[Problem to solve]: Would you retype all of these records exactly?

[Records for this exercise]:
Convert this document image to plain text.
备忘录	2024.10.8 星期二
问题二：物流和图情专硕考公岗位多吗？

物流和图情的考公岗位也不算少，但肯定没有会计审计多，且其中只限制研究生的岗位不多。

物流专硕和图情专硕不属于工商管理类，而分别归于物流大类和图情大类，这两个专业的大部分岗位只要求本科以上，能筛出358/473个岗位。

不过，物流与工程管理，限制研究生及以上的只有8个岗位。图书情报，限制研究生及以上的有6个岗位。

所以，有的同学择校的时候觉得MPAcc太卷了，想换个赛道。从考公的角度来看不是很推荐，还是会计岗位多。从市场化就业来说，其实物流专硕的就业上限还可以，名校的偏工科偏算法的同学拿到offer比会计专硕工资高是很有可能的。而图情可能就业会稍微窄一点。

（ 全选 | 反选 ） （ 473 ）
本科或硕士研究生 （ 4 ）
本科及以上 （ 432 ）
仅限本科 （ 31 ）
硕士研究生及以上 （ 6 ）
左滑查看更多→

[Solution to this problem]:
Convert this document image to plain text.
备忘录	2024.10.8 星期二
问题二：物流和图情专硕考公岗位多吗？

物流和图情的考公岗位也不算少，但肯定没有会计审计多，且其中只限制研究生的岗位不多。

物流专硕和图情专硕不属于工商管理类，而分别归于物流大类和图情大类，这两个专业的大部分岗位只要求本科以上，能筛出358/473个岗位。

不过，物流与工程管理，限制研究生及以上的只有8个岗位。图书情报，限制研究生及以上的有6个岗位。

所以，有的同学择校的时候觉得MPAcc太卷了，想换个赛道。从考公的角度来看不是很推荐，还是会计岗位多。从市场化就业来说，其实物流专硕的就业上限还可以，名校的偏工科偏算法的同学拿到offer比会计专硕工资高是很有可能的。而图情可能就业会稍微窄一点。

（ 全选 | 反选 ） （ 473 ）
本科或硕士研究生 （ 4 ）
本科及以上 （ 432 ）
仅限本科 （ 31 ）
硕士研究生及以上 （ 6 ）
左滑查看更多→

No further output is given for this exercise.